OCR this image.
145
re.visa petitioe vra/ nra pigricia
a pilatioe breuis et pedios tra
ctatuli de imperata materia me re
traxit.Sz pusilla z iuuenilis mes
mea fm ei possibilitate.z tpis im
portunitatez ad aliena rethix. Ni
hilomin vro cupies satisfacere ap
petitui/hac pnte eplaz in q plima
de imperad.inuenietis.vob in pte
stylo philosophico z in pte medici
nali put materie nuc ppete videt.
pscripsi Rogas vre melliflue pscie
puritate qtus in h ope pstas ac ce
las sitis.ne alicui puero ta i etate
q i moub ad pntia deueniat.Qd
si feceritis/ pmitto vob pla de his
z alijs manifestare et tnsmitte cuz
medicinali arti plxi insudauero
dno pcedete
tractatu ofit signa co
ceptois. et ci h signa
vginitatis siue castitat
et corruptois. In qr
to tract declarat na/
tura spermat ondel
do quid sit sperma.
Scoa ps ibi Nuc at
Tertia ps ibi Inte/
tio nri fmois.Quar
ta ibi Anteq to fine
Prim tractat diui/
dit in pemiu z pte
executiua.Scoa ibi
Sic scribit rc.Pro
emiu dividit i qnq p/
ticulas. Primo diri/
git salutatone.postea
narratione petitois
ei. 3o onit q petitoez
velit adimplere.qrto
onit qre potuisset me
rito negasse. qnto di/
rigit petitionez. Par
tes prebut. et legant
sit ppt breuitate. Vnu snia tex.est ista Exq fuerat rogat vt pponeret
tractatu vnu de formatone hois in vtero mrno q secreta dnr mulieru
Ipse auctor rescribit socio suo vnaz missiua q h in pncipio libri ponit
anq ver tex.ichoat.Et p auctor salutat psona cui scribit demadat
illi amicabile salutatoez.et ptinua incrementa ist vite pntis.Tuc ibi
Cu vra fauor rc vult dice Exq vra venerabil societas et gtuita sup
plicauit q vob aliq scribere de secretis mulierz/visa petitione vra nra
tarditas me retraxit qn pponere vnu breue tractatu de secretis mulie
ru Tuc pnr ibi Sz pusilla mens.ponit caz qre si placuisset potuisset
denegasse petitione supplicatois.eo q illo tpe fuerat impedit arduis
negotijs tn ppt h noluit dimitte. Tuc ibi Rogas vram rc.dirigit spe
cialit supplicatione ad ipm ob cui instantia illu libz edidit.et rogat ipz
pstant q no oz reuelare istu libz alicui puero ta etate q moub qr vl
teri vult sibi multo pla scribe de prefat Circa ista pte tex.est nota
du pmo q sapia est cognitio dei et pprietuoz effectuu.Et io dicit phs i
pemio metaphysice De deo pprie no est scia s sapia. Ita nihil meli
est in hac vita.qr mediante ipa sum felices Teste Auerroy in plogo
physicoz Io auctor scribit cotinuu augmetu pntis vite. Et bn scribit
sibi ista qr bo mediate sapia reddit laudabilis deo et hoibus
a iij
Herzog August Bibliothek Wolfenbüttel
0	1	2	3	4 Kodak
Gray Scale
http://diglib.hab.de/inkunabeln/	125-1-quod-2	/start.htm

********

GIVEN EXERCISE =
A line counts if it holds the word "sapia". How many lines of the entries count? Give the number only.

TASK OUTPUT =
3